# [TASK TO COMPLETE]
Which lines in the material below contain the word "Comparison"? Copy each of them.

# [Items from a dataset]

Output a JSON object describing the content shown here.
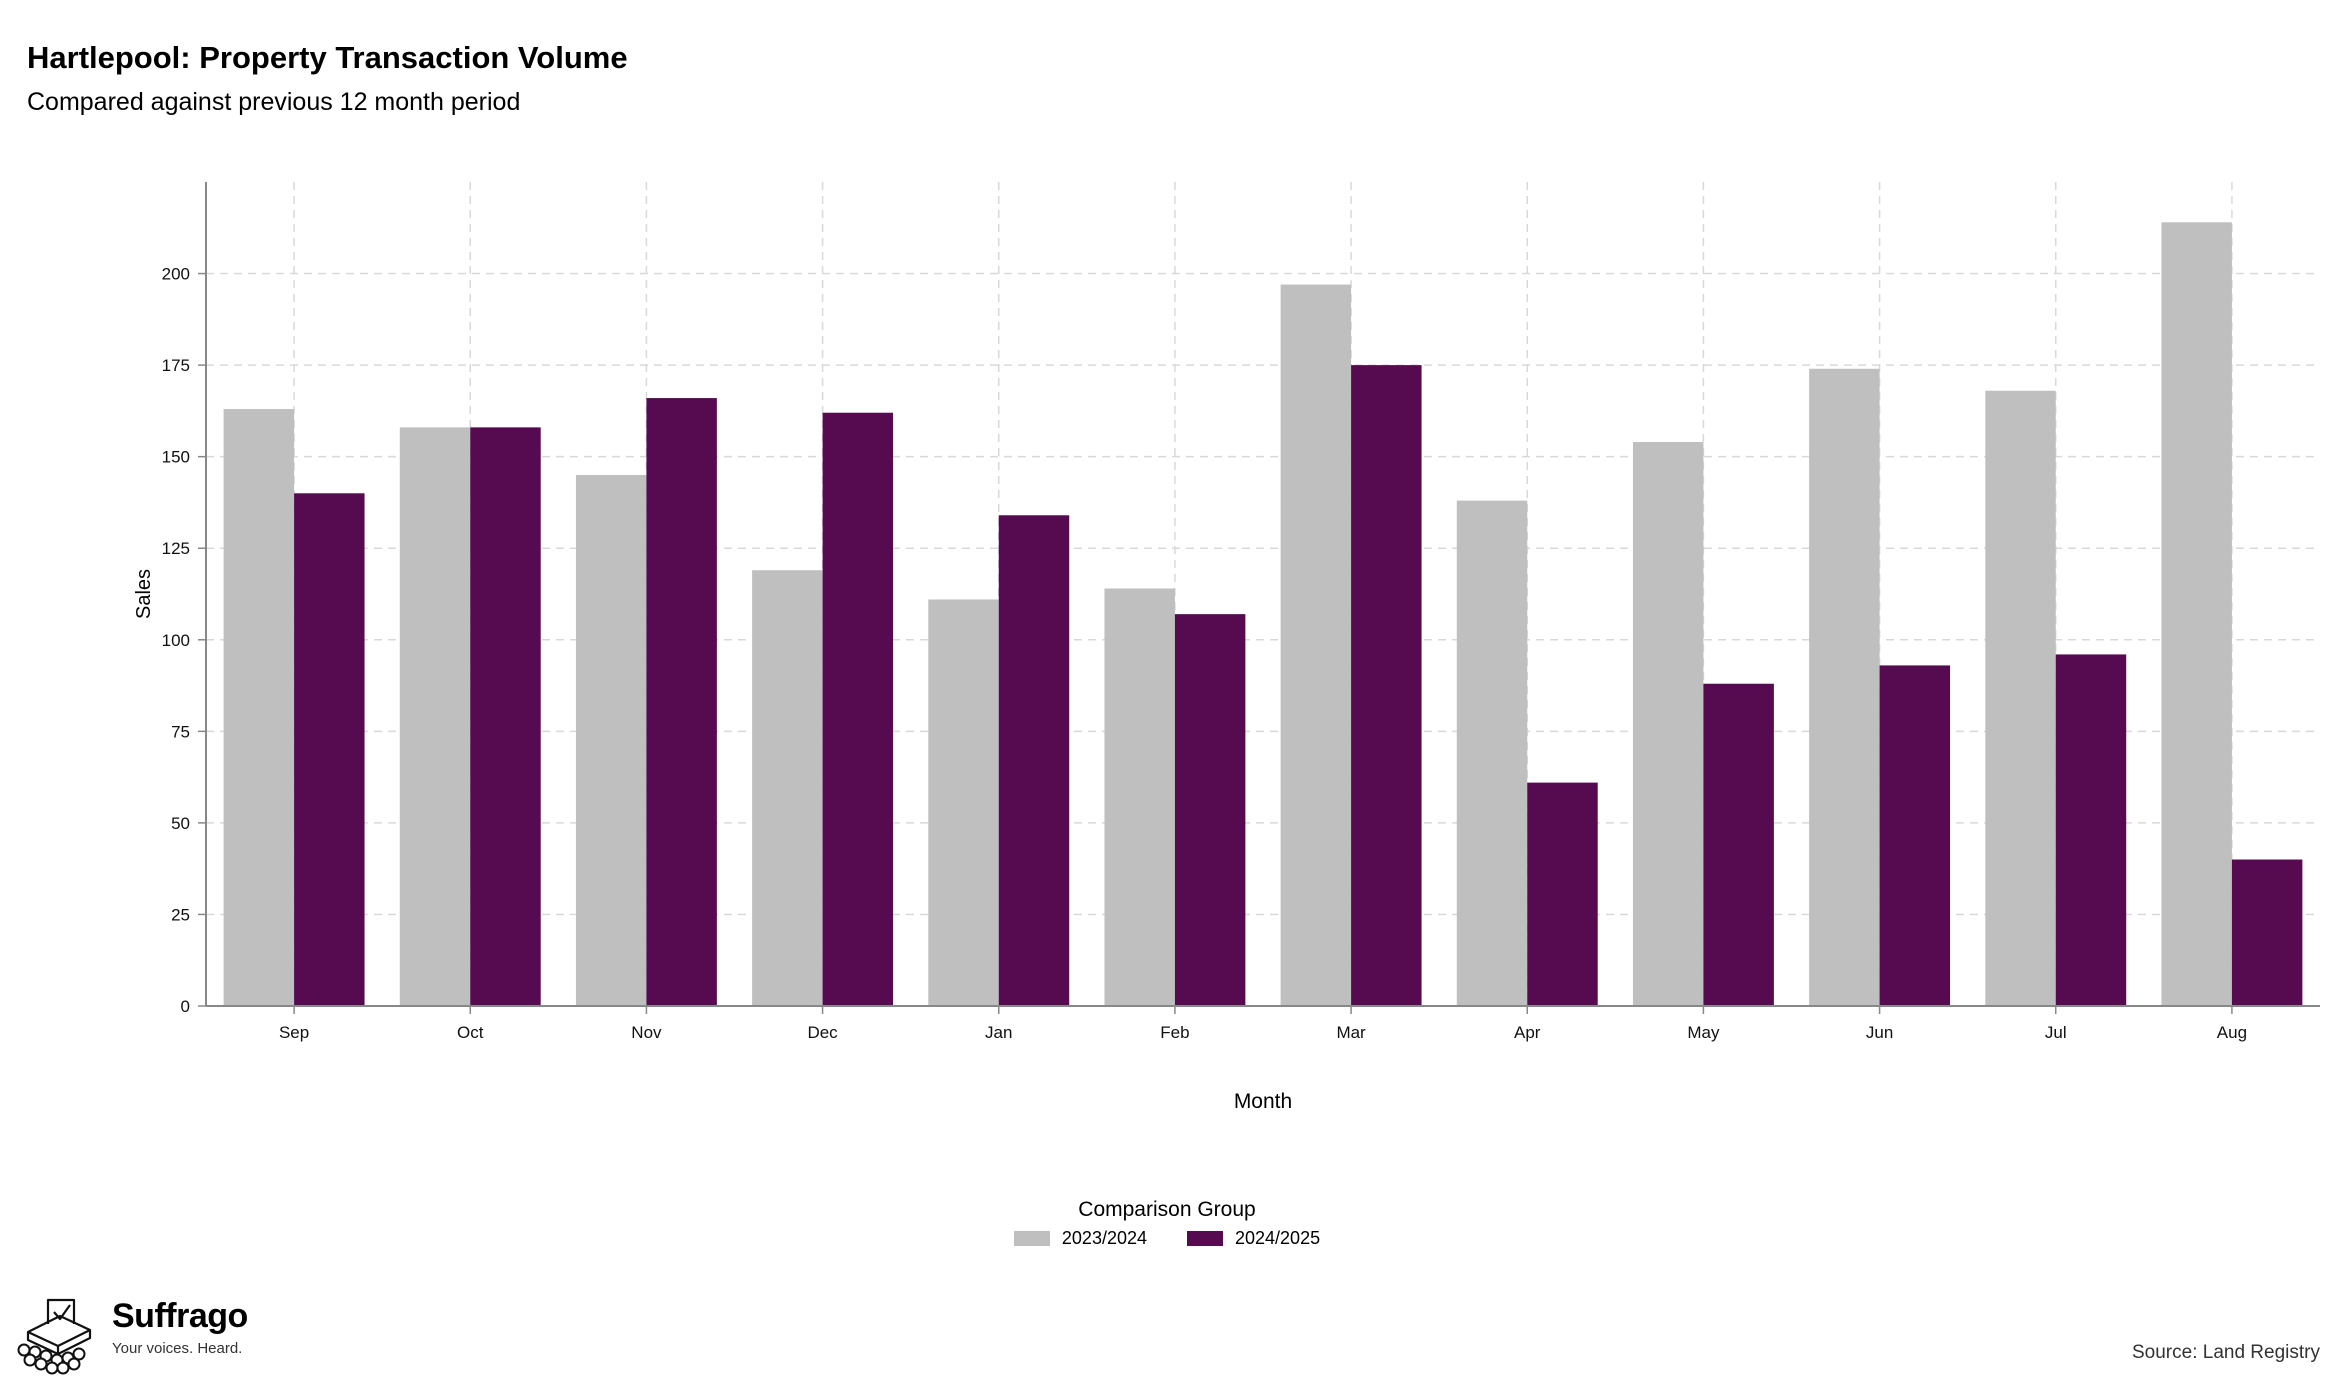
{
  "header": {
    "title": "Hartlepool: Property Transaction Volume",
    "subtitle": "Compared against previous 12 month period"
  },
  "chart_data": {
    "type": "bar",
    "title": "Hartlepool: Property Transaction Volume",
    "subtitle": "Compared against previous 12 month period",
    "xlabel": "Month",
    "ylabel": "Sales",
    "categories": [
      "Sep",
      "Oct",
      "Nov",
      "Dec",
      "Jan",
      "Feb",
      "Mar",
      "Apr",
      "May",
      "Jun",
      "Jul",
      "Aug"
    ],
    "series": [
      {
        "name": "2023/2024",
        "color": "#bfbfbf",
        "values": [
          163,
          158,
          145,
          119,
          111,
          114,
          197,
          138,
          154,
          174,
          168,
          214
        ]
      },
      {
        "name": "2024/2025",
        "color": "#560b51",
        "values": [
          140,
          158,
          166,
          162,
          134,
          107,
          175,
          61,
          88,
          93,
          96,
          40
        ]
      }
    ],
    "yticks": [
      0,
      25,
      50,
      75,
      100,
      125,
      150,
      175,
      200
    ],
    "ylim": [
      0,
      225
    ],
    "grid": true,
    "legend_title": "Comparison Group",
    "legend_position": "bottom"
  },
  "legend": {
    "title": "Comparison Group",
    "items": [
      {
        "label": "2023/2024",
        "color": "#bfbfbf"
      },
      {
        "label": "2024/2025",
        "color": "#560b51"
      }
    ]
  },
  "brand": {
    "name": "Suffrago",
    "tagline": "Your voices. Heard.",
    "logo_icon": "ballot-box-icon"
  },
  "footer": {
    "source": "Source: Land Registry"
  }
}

# [RESPONSE]
    "legend_title": "Comparison Group",
    "title": "Comparison Group",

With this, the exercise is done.